◆ WORK TO COMPLETE ◆
Set down all of the data that follows word for word, without the images.

Data excerpts:
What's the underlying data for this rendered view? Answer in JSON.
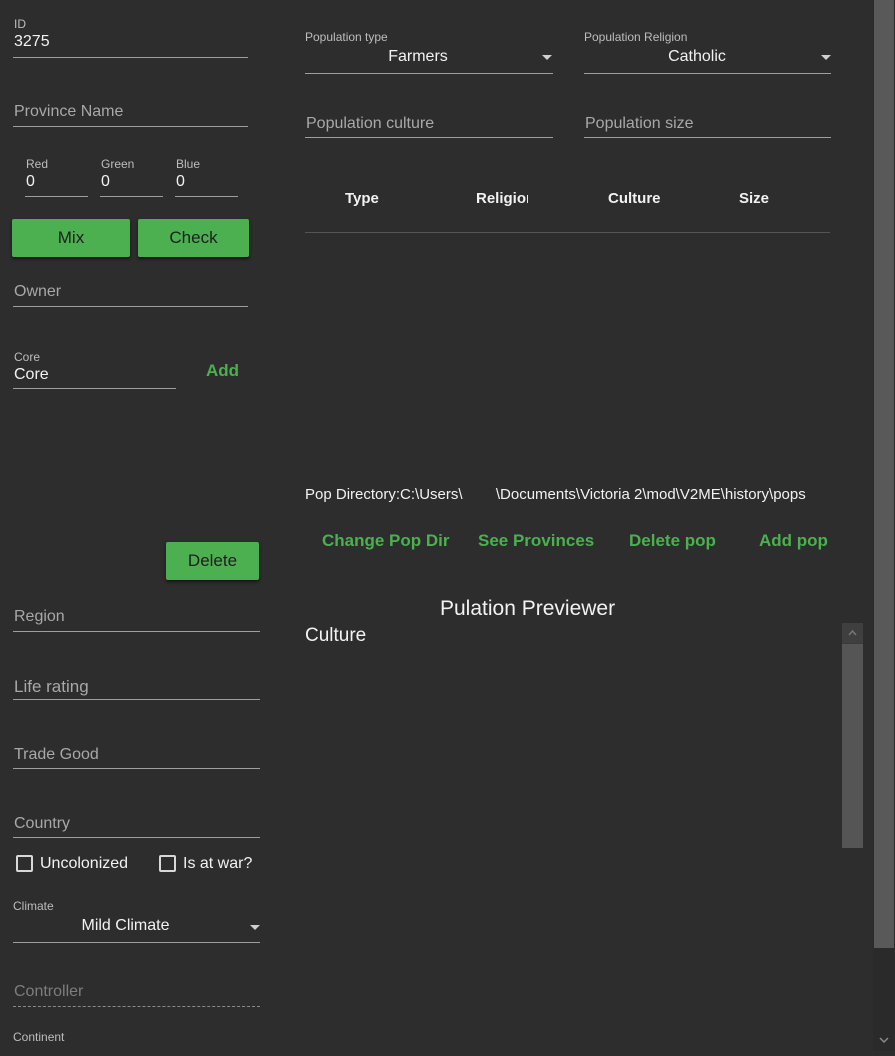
{
  "left": {
    "id": {
      "label": "ID",
      "value": "3275"
    },
    "province_name": {
      "placeholder": "Province Name"
    },
    "red": {
      "label": "Red",
      "value": "0"
    },
    "green": {
      "label": "Green",
      "value": "0"
    },
    "blue": {
      "label": "Blue",
      "value": "0"
    },
    "mix_label": "Mix",
    "check_label": "Check",
    "owner": {
      "placeholder": "Owner"
    },
    "core": {
      "label": "Core",
      "value": "Core"
    },
    "add_label": "Add",
    "delete_label": "Delete",
    "region": {
      "placeholder": "Region"
    },
    "life_rating": {
      "placeholder": "Life rating"
    },
    "trade_good": {
      "placeholder": "Trade Good"
    },
    "country": {
      "placeholder": "Country"
    },
    "uncolonized_label": "Uncolonized",
    "at_war_label": "Is at war?",
    "climate": {
      "label": "Climate",
      "value": "Mild Climate"
    },
    "controller": {
      "placeholder": "Controller"
    },
    "continent": {
      "label": "Continent"
    }
  },
  "right": {
    "pop_type": {
      "label": "Population type",
      "value": "Farmers"
    },
    "pop_religion": {
      "label": "Population Religion",
      "value": "Catholic"
    },
    "pop_culture": {
      "placeholder": "Population culture"
    },
    "pop_size": {
      "placeholder": "Population size"
    },
    "table_headers": [
      "Type",
      "Religion",
      "Culture",
      "Size"
    ],
    "pop_directory": "Pop Directory:C:\\Users\\        \\Documents\\Victoria 2\\mod\\V2ME\\history\\pops",
    "actions": {
      "change_dir": "Change Pop Dir",
      "see_provinces": "See Provinces",
      "delete_pop": "Delete pop",
      "add_pop": "Add pop"
    },
    "previewer_title": "Pulation Previewer",
    "previewer_heading": "Culture"
  },
  "colors": {
    "background": "#2d2d2d",
    "accent": "#4caf50",
    "scrollbar_track": "#3a3a3a",
    "scrollbar_thumb": "#555555"
  }
}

◆ FINISHED ANSWER ◆
What's the underlying data for this rendered view? Answer in JSON.
{
  "left": {
    "id": {
      "label": "ID",
      "value": "3275"
    },
    "province_name": {
      "placeholder": "Province Name"
    },
    "red": {
      "label": "Red",
      "value": "0"
    },
    "green": {
      "label": "Green",
      "value": "0"
    },
    "blue": {
      "label": "Blue",
      "value": "0"
    },
    "mix_label": "Mix",
    "check_label": "Check",
    "owner": {
      "placeholder": "Owner"
    },
    "core": {
      "label": "Core",
      "value": "Core"
    },
    "add_label": "Add",
    "delete_label": "Delete",
    "region": {
      "placeholder": "Region"
    },
    "life_rating": {
      "placeholder": "Life rating"
    },
    "trade_good": {
      "placeholder": "Trade Good"
    },
    "country": {
      "placeholder": "Country"
    },
    "uncolonized_label": "Uncolonized",
    "at_war_label": "Is at war?",
    "climate": {
      "label": "Climate",
      "value": "Mild Climate"
    },
    "controller": {
      "placeholder": "Controller"
    },
    "continent": {
      "label": "Continent"
    }
  },
  "right": {
    "pop_type": {
      "label": "Population type",
      "value": "Farmers"
    },
    "pop_religion": {
      "label": "Population Religion",
      "value": "Catholic"
    },
    "pop_culture": {
      "placeholder": "Population culture"
    },
    "pop_size": {
      "placeholder": "Population size"
    },
    "table_headers": [
      "Type",
      "Religion",
      "Culture",
      "Size"
    ],
    "pop_directory": "Pop Directory:C:\\Users\\        \\Documents\\Victoria 2\\mod\\V2ME\\history\\pops",
    "actions": {
      "change_dir": "Change Pop Dir",
      "see_provinces": "See Provinces",
      "delete_pop": "Delete pop",
      "add_pop": "Add pop"
    },
    "previewer_title": "Pulation Previewer",
    "previewer_heading": "Culture"
  },
  "colors": {
    "background": "#2d2d2d",
    "accent": "#4caf50",
    "scrollbar_track": "#3a3a3a",
    "scrollbar_thumb": "#555555"
  }
}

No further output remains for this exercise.